INPUT:
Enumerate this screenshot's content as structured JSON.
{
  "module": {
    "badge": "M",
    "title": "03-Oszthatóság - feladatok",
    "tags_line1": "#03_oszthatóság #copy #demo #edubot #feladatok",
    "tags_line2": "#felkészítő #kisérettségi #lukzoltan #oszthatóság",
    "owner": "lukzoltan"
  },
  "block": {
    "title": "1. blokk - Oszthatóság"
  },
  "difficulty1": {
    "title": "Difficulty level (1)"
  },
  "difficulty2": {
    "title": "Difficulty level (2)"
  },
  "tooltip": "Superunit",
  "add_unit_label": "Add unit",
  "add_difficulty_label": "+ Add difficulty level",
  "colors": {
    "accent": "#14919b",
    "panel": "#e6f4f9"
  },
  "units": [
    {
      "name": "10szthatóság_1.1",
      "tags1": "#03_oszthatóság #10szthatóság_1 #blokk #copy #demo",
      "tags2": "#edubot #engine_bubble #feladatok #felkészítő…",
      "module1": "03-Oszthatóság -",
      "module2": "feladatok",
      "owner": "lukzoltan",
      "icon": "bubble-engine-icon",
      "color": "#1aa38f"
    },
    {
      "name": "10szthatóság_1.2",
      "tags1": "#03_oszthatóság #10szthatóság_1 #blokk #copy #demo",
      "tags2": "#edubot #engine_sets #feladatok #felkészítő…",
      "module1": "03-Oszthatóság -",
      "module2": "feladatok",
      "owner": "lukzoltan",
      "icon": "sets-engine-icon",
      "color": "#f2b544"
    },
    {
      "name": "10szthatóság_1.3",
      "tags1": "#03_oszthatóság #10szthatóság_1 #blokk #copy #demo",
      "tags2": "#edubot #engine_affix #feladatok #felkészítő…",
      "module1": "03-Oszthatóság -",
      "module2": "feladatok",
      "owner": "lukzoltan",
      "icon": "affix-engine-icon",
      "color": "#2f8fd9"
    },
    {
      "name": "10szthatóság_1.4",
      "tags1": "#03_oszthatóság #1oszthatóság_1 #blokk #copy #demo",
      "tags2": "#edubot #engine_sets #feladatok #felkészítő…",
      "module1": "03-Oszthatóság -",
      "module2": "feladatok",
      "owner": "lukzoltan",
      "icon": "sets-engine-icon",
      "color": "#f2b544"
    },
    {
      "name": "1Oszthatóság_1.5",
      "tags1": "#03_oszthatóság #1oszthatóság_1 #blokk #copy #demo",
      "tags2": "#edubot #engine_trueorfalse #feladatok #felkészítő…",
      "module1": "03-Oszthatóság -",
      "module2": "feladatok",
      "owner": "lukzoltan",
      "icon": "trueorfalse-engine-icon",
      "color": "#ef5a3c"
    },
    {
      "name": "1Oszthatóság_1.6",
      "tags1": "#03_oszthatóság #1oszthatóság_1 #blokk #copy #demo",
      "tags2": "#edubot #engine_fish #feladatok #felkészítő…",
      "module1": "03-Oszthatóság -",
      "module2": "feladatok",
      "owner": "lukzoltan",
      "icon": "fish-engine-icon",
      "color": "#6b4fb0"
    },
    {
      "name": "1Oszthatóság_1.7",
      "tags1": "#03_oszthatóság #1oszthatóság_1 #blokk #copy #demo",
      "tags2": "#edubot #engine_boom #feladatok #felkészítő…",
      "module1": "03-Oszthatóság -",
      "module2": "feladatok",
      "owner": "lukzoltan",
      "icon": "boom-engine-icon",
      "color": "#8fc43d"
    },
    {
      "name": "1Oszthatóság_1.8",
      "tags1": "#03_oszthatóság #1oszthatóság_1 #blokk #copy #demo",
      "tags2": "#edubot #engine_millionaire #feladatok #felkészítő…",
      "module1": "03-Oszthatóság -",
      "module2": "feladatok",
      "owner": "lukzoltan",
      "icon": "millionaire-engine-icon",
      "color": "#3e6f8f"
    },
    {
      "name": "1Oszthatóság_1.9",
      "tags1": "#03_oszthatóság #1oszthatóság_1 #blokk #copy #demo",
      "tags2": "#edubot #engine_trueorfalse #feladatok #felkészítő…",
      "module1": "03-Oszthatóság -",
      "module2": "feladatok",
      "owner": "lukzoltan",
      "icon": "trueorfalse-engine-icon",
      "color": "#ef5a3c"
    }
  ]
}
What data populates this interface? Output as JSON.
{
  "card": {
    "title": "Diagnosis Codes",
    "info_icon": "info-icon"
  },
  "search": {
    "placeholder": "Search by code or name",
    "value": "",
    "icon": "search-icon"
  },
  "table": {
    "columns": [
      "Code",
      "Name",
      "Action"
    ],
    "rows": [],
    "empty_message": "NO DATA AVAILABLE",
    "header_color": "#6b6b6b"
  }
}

EXERCISE DETAILS: Reproduce the lines from the one containing "What data populates" to the end of the entries, keeping both ends and adding nothing.

EXERCISE RESPONSE:
What data populates this interface? Output as JSON.
{
  "card": {
    "title": "Diagnosis Codes",
    "info_icon": "info-icon"
  },
  "search": {
    "placeholder": "Search by code or name",
    "value": "",
    "icon": "search-icon"
  },
  "table": {
    "columns": [
      "Code",
      "Name",
      "Action"
    ],
    "rows": [],
    "empty_message": "NO DATA AVAILABLE",
    "header_color": "#6b6b6b"
  }
}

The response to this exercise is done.